| Enunciado A |
Organize numa lista numerada, sem as linhas em branco, as linhas dos dados mais abaixo, começando pela que contém "room-info-box: FixPlans.ru ВП: 4,75" e seguindo até a que contém "watermark: FixPlans.ru bbox=[556, 878, 647, 896]", ambas incluídas.
======== Fonte ========
Sob o título “Reforma de loja gera debate ético e estético”, o jornal Folha de S. Paulo publicou no dia 18 de fevereiro de 2019 (1), matéria relativa à reforma em edificação comercial de São Paulo – erguida em 1987, na avenida Cidade Jardim –, cujo projeto original é do arquiteto Paulo Mendes da Rocha (2). Atualmente com 90 anos, o ganhador do Pritzker não foi consultado antes da reforma e este é ponto polêmico. O subtítulo (que no jargão jornalístico se chama “linha fina”) diz tudo: “Arquiteto adapta sede da Forma e é criticado por escolhas e por não procurar autor original, Paulo Mendes da Rocha”. Feita a partir de postagem do arquiteto Renato Anelli em rede social (3), a matéria faz referência ao tombamento de bens culturais, aduzindo uma profissional que “a sociedade pode se unir para proteger uma obra importante”.
Fico fora do debate estético. Não vou aqui falar sobre as escolhas do arquiteto autor da reforma ou requalificação, nem sobre o “borrão vermelho” colocado na antiga fachada acinzentada em que se destacava o nome da empresa, nem sobre o alegado “embate entre projetos”, limitando-me aos aspectos jurídicos da matéria da Folha, tratados de modo geral e como meros comentários a propósito do tema. Ressalto que este é um bom exemplo para tratar do direito de modificação, considerando a originalidade inquestionável da obra arquitetônica, que só será protegida se for inconfundível com outra, ou seja, se tiver a marca da criação intelectual. Sem dúvida, isto ocorre aqui.
O caso implica aplicação eventual da lei autoral e da norma corporativa, em conjunto. Sem ingressar em detalhes subjetivos do caso, em primeiro lugar, deve-se dizer que não se cuida de proteção de bem cultural, que o coloca no âmbito do interesse público. Isto porque a edificação não está tombada e nem de qualquer forma protegida pelos entes públicos das três esferas (art. 23/III da Constituição Federal). Se é fato que o tombamento congela as faculdades que o proprietário tem de modificação do bem, há outros mecanismos legais – fora daquele instituto – que trazem regras importantes a respeito. Refiro-me, em especial, ao direito subjetivo que o autor de projeto arquitetônico dispõe de impedir modificações não autorizadas expressamente por ele na obra que engendrou.
É exatamente o caso que, repito, analiso a partir da matéria do jornal e de modo genérico e abstrato. A norma básica sobre o assunto é o art. 24/V da lei geral sobre direitos autorais (Lei nº 9.610/98) que estabelece como direito moral de autor o de “modificar a obra, antes ou depois de utilizada”. Isto vale para todas as criações intelectuais protegidas pelo regime dos direitos autorais, dentre as quais se inclui o projeto arquitetônico. Então veja-se: o dono do prédio tem todo direito de demoli-lo sem consultar ninguém; agora não pode fazer modificações como bem entender porque deve levar em conta os direitos autorais do arquiteto autor do projeto. Dito de outra forma, construir ou demolir constituem direitos que ficam apenas na esfera jurídica do proprietário: modificar não. É que na edificação pronta concorrem dois direitos distintos: o direito material do proprietário e o direito intelectual do arquiteto que a projetou.
======== Dados fornecidos ========
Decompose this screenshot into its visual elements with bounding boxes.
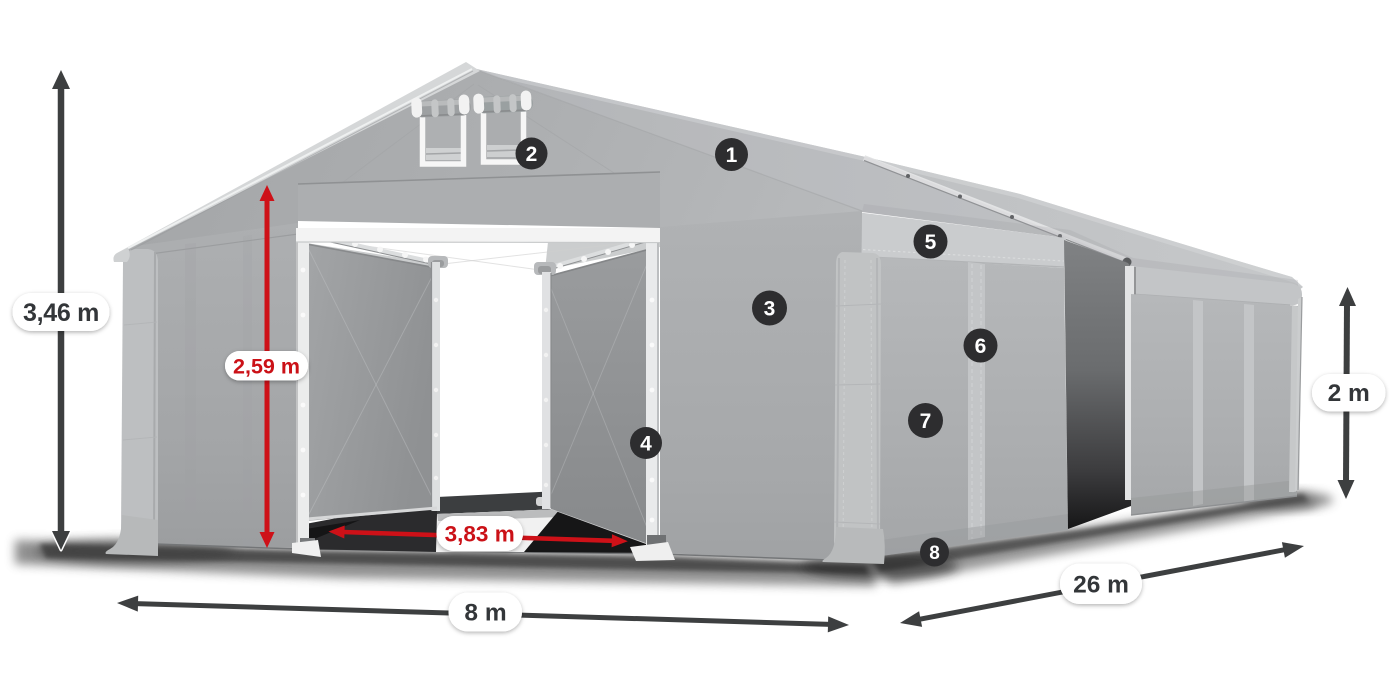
svg-text:3,46 m: 3,46 m bbox=[23, 299, 99, 327]
svg-text:1: 1 bbox=[726, 144, 738, 167]
svg-text:2 m: 2 m bbox=[1328, 380, 1370, 407]
svg-text:8 m: 8 m bbox=[464, 600, 506, 627]
svg-text:5: 5 bbox=[925, 231, 937, 254]
svg-text:2: 2 bbox=[526, 143, 538, 166]
svg-text:2,59 m: 2,59 m bbox=[233, 355, 300, 379]
svg-text:6: 6 bbox=[975, 335, 987, 358]
svg-text:3: 3 bbox=[764, 298, 776, 321]
svg-text:3,83 m: 3,83 m bbox=[445, 522, 515, 547]
svg-text:8: 8 bbox=[929, 543, 940, 564]
svg-text:7: 7 bbox=[920, 410, 932, 433]
svg-text:4: 4 bbox=[640, 433, 652, 456]
svg-text:26 m: 26 m bbox=[1073, 572, 1129, 599]
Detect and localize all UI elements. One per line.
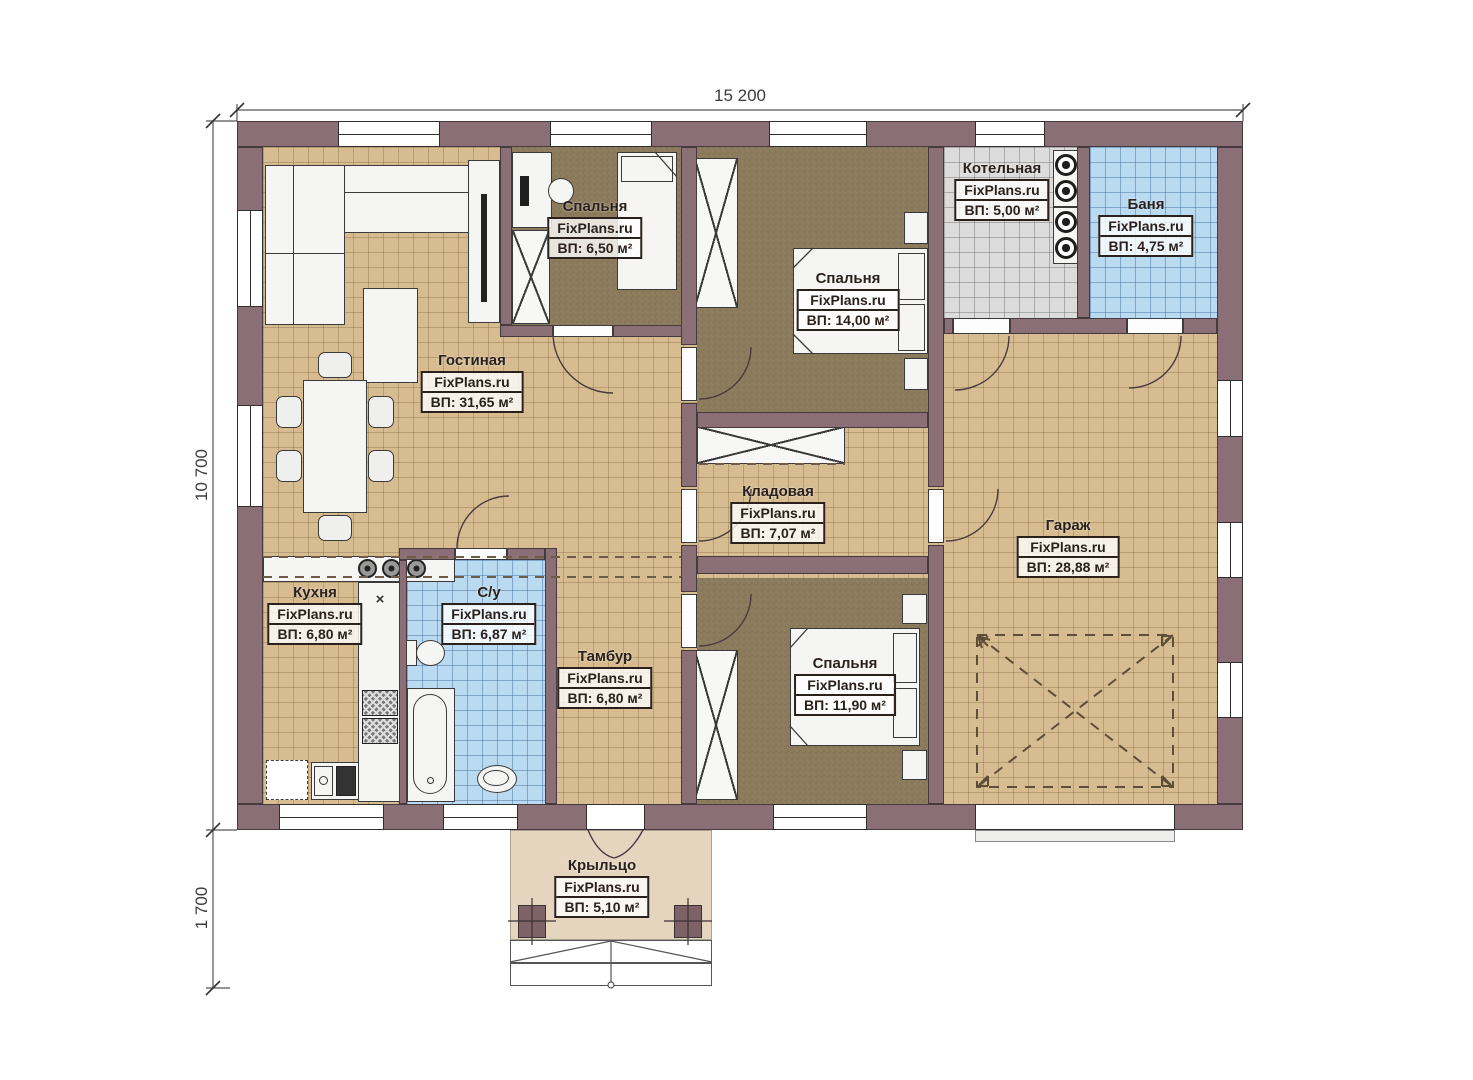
room-info-box: FixPlans.ru ВП: 4,75 м² bbox=[1098, 215, 1193, 257]
dimension-width: 15 200 bbox=[714, 86, 766, 106]
room-name: Спальня bbox=[794, 655, 896, 672]
room-label-living: Гостиная FixPlans.ru ВП: 31,65 м² bbox=[421, 352, 524, 413]
room-info-box: FixPlans.ru ВП: 6,80 м² bbox=[557, 667, 652, 709]
door-arc-boiler bbox=[955, 336, 1009, 390]
room-area: ВП: 11,90 м² bbox=[796, 694, 894, 714]
watermark: FixPlans.ru bbox=[443, 605, 534, 623]
watermark: FixPlans.ru bbox=[556, 878, 647, 896]
room-area: ВП: 6,80 м² bbox=[269, 623, 360, 643]
room-name: Кладовая bbox=[730, 483, 825, 500]
room-name: Баня bbox=[1098, 196, 1193, 213]
room-info-box: FixPlans.ru ВП: 7,07 м² bbox=[730, 502, 825, 544]
door-arc-bedroom-small bbox=[553, 333, 613, 393]
room-area: ВП: 14,00 м² bbox=[799, 309, 898, 329]
door-arc-wc bbox=[457, 496, 509, 548]
room-label-storage: Кладовая FixPlans.ru ВП: 7,07 м² bbox=[730, 483, 825, 544]
room-info-box: FixPlans.ru ВП: 6,87 м² bbox=[441, 603, 536, 645]
dimension-height: 10 700 bbox=[192, 449, 212, 501]
room-label-porch: Крыльцо FixPlans.ru ВП: 5,10 м² bbox=[554, 857, 649, 918]
room-area: ВП: 7,07 м² bbox=[732, 522, 823, 542]
room-area: ВП: 6,87 м² bbox=[443, 623, 534, 643]
room-info-box: FixPlans.ru ВП: 6,80 м² bbox=[267, 603, 362, 645]
room-label-tambour: Тамбур FixPlans.ru ВП: 6,80 м² bbox=[557, 648, 652, 709]
room-name: С/у bbox=[441, 584, 536, 601]
room-area: ВП: 6,50 м² bbox=[549, 237, 640, 257]
door-arcs bbox=[457, 333, 1181, 858]
room-name: Тамбур bbox=[557, 648, 652, 665]
room-info-box: FixPlans.ru ВП: 6,50 м² bbox=[547, 217, 642, 259]
watermark: FixPlans.ru bbox=[1100, 217, 1191, 235]
room-info-box: FixPlans.ru ВП: 14,00 м² bbox=[797, 289, 900, 331]
room-label-bedroom-11: Спальня FixPlans.ru ВП: 11,90 м² bbox=[794, 655, 896, 716]
room-name: Кухня bbox=[267, 584, 362, 601]
door-arc-bedroom-11 bbox=[699, 594, 751, 646]
door-arc-bedroom-14 bbox=[699, 347, 751, 399]
room-name: Гостиная bbox=[421, 352, 524, 369]
room-label-boiler: Котельная FixPlans.ru ВП: 5,00 м² bbox=[954, 160, 1049, 221]
door-arc-banya bbox=[1129, 336, 1181, 388]
room-label-garage: Гараж FixPlans.ru ВП: 28,88 м² bbox=[1017, 517, 1120, 578]
room-area: ВП: 5,00 м² bbox=[956, 199, 1047, 219]
watermark: FixPlans.ru bbox=[549, 219, 640, 237]
room-label-wc: С/у FixPlans.ru ВП: 6,87 м² bbox=[441, 584, 536, 645]
room-area: ВП: 6,80 м² bbox=[559, 687, 650, 707]
watermark: FixPlans.ru bbox=[732, 504, 823, 522]
room-area: ВП: 4,75 м² bbox=[1100, 235, 1191, 255]
watermark: FixPlans.ru bbox=[1019, 538, 1118, 556]
room-info-box: FixPlans.ru ВП: 31,65 м² bbox=[421, 371, 524, 413]
room-label-bedroom-small: Спальня FixPlans.ru ВП: 6,50 м² bbox=[547, 198, 642, 259]
watermark: FixPlans.ru bbox=[799, 291, 898, 309]
room-label-banya: Баня FixPlans.ru ВП: 4,75 м² bbox=[1098, 196, 1193, 257]
garage-parking-marking bbox=[977, 635, 1173, 787]
room-area: ВП: 28,88 м² bbox=[1019, 556, 1118, 576]
bed-fold-lines bbox=[655, 152, 813, 746]
floor-plan-canvas: × bbox=[0, 0, 1473, 1080]
room-name: Крыльцо bbox=[554, 857, 649, 874]
room-name: Спальня bbox=[547, 198, 642, 215]
dimension-porch: 1 700 bbox=[192, 887, 212, 930]
front-door-swing bbox=[588, 830, 643, 858]
room-info-box: FixPlans.ru ВП: 28,88 м² bbox=[1017, 536, 1120, 578]
room-name: Спальня bbox=[797, 270, 900, 287]
room-name: Гараж bbox=[1017, 517, 1120, 534]
room-info-box: FixPlans.ru ВП: 5,10 м² bbox=[554, 876, 649, 918]
room-label-bedroom-14: Спальня FixPlans.ru ВП: 14,00 м² bbox=[797, 270, 900, 331]
door-arc-garage bbox=[946, 489, 998, 541]
room-label-kitchen: Кухня FixPlans.ru ВП: 6,80 м² bbox=[267, 584, 362, 645]
room-info-box: FixPlans.ru ВП: 11,90 м² bbox=[794, 674, 896, 716]
watermark: FixPlans.ru bbox=[269, 605, 360, 623]
watermark: FixPlans.ru bbox=[559, 669, 650, 687]
room-area: ВП: 5,10 м² bbox=[556, 896, 647, 916]
watermark: FixPlans.ru bbox=[956, 181, 1047, 199]
porch-step-lines bbox=[510, 940, 712, 988]
room-name: Котельная bbox=[954, 160, 1049, 177]
room-info-box: FixPlans.ru ВП: 5,00 м² bbox=[954, 179, 1049, 221]
room-area: ВП: 31,65 м² bbox=[423, 391, 522, 411]
watermark: FixPlans.ru bbox=[796, 676, 894, 694]
watermark: FixPlans.ru bbox=[423, 373, 522, 391]
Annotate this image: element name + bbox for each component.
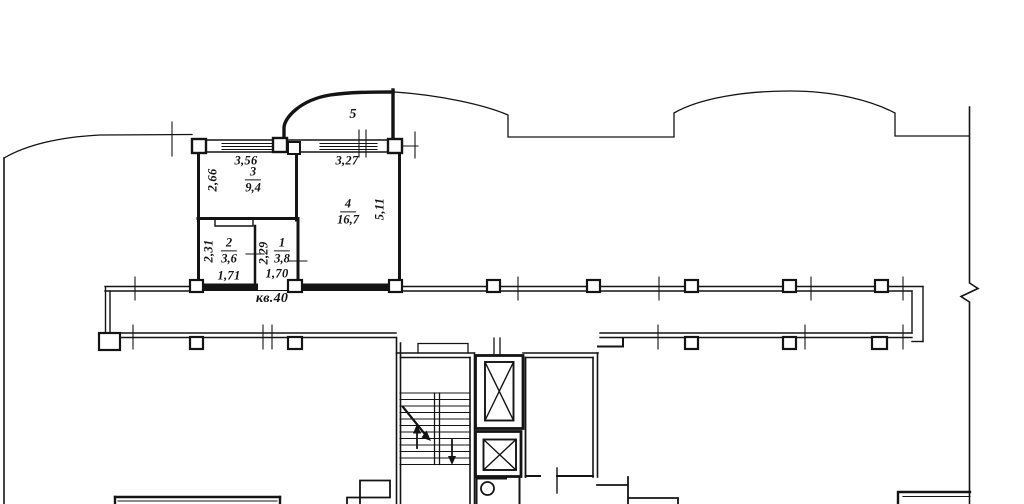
========
| Enunciado B |
Segundo o texto sobre a reforma da loja, em que avenida de São Paulo fica a edificação comercial reformada?

| Resposta escrita A |
1. room-info-box: FixPlans.ru ВП: 4,75 м² bbox=[1098, 215, 1193, 257]
2. dimension-width: 15 200 bbox=[714, 86, 766, 106]
3. room-name: Спальня bbox=[794, 655, 896, 672]
4. room-label-living: Гостиная FixPlans.ru ВП: 31,65 м² bbox=[421, 352, 524, 413]
5. room-info-box: FixPlans.ru ВП: 6,80 м² bbox=[557, 667, 652, 709]
6. door-arc-boiler bbox=[955, 336, 1009, 390]
7. room-area: ВП: 11,90 м² bbox=[796, 694, 894, 714]
8. watermark: FixPlans.ru bbox=[443, 605, 534, 623]
9. watermark: FixPlans.ru bbox=[556, 878, 647, 896]

| Resposta escrita B |
Na avenida Cidade Jardim.